[Start of Dataset rows]

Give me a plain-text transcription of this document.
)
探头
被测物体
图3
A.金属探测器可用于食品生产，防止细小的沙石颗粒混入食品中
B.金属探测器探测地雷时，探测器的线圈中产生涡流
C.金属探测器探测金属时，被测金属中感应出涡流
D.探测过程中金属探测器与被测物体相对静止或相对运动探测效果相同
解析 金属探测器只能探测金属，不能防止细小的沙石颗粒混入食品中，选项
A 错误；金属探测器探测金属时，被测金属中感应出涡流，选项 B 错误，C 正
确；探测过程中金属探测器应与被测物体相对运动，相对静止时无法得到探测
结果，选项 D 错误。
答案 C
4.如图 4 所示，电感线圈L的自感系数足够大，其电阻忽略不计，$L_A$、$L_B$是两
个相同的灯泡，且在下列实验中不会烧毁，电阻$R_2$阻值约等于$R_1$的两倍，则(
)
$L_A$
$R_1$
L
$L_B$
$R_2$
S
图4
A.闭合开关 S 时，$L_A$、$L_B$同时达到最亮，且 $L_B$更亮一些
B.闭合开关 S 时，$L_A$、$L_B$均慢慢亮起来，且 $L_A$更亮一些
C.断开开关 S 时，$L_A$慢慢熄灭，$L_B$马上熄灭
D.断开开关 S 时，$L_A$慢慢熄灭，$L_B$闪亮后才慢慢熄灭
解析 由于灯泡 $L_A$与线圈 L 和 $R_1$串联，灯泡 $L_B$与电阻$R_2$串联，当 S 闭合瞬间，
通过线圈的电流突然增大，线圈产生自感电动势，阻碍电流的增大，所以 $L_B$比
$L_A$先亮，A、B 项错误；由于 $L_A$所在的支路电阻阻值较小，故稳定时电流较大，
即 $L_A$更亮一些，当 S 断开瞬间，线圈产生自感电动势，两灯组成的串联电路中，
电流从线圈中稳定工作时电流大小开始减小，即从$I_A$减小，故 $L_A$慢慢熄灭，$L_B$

[End of Dataset rows]

List every line above that holds the word "慢慢熄灭".

#### Response:
C.断开开关 S 时，$L_A$慢慢熄灭，$L_B$马上熄灭
D.断开开关 S 时，$L_A$慢慢熄灭，$L_B$闪亮后才慢慢熄灭
电流从线圈中稳定工作时电流大小开始减小，即从$I_A$减小，故 $L_A$慢慢熄灭，$L_B$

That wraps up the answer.